### WORK TO BE COMPLETED
Locate the lines of the listing below that hold "subway", then copy each of them.

*-*-*

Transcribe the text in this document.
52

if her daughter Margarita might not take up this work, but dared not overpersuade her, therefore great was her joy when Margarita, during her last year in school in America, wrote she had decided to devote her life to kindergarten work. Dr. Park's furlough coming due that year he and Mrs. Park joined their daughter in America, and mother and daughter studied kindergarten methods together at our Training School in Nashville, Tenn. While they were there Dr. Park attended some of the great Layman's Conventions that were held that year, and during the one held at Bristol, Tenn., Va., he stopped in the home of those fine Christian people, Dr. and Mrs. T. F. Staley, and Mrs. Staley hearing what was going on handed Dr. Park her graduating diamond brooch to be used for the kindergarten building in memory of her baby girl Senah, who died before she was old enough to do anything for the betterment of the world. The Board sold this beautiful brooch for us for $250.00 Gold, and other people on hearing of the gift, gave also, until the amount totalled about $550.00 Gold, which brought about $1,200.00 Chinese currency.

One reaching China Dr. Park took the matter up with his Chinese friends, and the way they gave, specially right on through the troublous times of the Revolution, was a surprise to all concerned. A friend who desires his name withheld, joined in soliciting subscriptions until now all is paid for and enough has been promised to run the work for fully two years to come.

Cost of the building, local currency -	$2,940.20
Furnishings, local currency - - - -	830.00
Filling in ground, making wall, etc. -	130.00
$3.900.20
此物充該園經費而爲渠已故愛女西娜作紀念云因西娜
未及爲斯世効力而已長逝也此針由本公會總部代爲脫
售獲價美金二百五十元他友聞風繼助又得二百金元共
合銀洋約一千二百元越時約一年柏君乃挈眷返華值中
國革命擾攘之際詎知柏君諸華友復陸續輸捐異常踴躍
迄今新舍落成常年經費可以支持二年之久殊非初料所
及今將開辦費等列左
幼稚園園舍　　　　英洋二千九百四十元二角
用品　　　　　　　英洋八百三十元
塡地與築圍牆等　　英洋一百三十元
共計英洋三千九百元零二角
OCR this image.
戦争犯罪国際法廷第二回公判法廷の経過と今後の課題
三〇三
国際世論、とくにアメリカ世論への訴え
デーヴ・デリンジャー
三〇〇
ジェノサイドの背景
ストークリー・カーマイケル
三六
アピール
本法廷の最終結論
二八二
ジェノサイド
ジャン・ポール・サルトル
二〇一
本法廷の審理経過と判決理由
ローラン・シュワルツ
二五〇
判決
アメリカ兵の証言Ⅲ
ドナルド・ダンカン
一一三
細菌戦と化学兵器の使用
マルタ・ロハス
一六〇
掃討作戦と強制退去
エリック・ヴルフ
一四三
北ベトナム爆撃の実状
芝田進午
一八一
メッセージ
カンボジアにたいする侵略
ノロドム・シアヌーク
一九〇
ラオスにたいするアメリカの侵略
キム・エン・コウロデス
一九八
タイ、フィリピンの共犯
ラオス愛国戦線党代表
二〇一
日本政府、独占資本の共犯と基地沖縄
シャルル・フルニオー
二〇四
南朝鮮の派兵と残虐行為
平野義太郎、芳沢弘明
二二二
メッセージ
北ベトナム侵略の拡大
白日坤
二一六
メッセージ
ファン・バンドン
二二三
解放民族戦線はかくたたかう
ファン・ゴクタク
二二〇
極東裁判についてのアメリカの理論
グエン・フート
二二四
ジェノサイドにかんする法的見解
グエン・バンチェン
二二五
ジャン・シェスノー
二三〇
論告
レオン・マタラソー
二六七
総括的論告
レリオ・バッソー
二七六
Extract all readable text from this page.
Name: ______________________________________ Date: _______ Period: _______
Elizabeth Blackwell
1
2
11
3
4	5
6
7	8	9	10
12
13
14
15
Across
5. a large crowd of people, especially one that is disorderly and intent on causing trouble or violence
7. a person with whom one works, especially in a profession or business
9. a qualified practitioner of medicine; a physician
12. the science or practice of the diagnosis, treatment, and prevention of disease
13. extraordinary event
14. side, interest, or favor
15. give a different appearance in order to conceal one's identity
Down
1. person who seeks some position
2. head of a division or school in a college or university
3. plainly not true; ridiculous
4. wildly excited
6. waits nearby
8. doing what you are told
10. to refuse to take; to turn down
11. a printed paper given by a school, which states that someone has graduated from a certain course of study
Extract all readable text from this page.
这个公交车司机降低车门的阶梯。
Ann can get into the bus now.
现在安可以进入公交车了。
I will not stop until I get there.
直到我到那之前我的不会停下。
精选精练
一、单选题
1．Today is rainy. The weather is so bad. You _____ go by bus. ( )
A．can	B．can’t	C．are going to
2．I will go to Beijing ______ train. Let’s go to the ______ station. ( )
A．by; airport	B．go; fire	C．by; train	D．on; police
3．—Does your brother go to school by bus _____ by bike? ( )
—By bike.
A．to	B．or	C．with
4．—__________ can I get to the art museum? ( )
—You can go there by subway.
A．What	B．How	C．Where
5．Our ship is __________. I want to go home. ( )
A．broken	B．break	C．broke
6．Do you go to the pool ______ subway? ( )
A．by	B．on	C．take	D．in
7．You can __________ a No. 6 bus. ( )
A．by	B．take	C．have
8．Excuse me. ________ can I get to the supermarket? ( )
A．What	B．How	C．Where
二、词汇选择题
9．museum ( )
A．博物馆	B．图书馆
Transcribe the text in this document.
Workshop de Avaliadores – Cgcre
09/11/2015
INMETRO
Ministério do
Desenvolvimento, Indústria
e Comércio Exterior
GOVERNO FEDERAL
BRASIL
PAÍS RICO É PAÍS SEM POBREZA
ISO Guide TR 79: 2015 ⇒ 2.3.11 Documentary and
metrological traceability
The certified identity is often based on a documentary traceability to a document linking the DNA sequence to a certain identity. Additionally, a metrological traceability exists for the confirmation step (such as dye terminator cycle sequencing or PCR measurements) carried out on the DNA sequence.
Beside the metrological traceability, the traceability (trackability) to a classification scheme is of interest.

*-*-*

### TASK RESPONSE
—You can go there by subway.
6．Do you go to the pool ______ subway? ( )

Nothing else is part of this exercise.